§ **Qué se pide**
a) En el texto sobre la información sanitaria del paciente, ¿por qué difícilmente puede mantenerse el discurso de la libre elección de centro y de médico? Responda en una a tres oraciones.
b) Responda estas preguntas sobre el texto acerca de la información sanitaria del paciente:
(i) ¿Qué canales se mencionan para la plataforma multicanal de Gestión de la Relación con el Paciente?
(ii) ¿Dónde se estableció la tarjeta sanitaria europea?
(iii) ¿Qué supone el archivo electrónico de historiales clínicos junto con la posibilidad de compartir diagnósticos clínicos?
c) Continúe el texto sobre la información sanitaria del paciente a partir de su última oración.

§ **Texto de lectura**
Tomando como ejemplo el ámbito sanitario, pensemos en el número de veces que la ciudadanía enferma entra y sale del sistema nacional de salud en un determinado ciclo de asistencia. Todo ello podría ser humanizado desde una plataforma multicanal (centro de llamadas telefónicas, portal de acceso electrónico, e-mail) de Gestión de la Relación con el Paciente. Difícilmente puede mantenerse el discurso de la libre elección de centro y de médico si el paciente no tiene acceso inmediato a la información.
El archivo electrónico de historiales clínicos y la posibilidad de compartir diagnósticos clínicos en casos de conveniencia asistencial supone rapidez en la transmisión de información relevante sobre un paciente. La tarjeta sanitaria europea, establecida en la reciente Cumbre Europea de Barcelona, es un requerimiento esencial en este proceso.

§ **Información proporcionada**
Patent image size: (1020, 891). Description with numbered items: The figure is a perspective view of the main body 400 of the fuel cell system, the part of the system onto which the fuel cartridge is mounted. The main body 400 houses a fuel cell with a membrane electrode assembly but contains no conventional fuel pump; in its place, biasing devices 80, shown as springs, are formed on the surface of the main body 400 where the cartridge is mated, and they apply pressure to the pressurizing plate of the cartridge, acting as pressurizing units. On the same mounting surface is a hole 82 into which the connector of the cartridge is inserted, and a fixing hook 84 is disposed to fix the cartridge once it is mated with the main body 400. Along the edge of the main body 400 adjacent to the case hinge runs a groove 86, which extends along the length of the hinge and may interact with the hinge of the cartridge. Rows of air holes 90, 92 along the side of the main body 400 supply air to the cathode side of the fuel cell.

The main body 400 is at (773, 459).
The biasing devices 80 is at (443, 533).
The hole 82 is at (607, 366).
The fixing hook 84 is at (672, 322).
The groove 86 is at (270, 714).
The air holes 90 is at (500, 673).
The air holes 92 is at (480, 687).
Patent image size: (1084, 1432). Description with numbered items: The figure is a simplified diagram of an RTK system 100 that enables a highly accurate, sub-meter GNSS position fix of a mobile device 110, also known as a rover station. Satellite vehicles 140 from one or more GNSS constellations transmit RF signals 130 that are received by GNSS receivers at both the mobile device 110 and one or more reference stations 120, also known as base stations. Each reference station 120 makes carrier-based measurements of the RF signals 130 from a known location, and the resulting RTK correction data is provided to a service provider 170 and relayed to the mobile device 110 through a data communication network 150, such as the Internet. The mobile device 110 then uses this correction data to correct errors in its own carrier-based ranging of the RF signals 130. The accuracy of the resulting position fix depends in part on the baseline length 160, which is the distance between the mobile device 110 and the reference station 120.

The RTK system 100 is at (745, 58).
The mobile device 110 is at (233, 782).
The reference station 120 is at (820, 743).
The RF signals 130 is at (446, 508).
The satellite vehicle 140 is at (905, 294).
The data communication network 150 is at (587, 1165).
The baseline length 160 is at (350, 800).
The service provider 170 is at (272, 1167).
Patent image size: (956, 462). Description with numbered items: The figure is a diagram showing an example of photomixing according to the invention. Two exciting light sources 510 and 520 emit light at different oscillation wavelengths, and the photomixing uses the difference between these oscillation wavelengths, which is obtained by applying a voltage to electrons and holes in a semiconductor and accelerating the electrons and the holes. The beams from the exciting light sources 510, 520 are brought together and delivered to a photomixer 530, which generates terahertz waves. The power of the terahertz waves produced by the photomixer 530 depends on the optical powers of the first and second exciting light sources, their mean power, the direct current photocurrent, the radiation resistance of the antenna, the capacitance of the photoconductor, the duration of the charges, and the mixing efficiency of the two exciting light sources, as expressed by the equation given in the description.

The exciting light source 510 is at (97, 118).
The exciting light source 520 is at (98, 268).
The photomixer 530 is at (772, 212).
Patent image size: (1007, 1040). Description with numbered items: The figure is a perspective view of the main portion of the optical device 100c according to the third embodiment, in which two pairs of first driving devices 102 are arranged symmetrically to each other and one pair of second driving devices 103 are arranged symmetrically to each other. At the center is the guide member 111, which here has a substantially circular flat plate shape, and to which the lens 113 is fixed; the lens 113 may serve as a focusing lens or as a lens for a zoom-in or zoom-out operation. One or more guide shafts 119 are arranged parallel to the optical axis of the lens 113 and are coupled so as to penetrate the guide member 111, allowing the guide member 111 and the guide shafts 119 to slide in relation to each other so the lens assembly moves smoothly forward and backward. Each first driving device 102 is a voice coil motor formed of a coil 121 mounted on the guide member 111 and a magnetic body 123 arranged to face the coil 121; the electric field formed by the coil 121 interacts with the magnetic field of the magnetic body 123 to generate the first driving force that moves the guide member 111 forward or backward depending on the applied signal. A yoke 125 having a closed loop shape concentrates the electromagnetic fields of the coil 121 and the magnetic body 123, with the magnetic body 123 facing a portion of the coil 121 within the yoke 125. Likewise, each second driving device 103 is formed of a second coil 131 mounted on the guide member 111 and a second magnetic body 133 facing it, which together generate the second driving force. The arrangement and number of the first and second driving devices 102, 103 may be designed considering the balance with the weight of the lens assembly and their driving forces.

§ **Respuestas en orden**
a) Según el texto, ese discurso difícilmente puede mantenerse si el paciente no tiene acceso inmediato a la información.

b)
(i) Un centro de llamadas telefónicas, un portal de acceso electrónico y el e-mail.
(ii) En la reciente Cumbre Europea de Barcelona.
(iii) Rapidez en la transmisión de información relevante sobre un paciente.

c)
Desde un punto de vista de eficiencia, dado que el gasto farmacéutico supone, en promedio, el 25% del gasto sanitario, y desde el plano fundamental de la salud pública, es socialmente conveniente la implantación de sistemas electrónicos de prescripción farmacológica, que permitan saber en cada momento quién prescribe, a quién, para qué, con qué frecuencia, desde dónde, etc.
Por su parte, los procesos de descentralización en la prestación sanitaria no pueden originar la aparición de un mapa nacional heterogéneo en la calidad asistencial.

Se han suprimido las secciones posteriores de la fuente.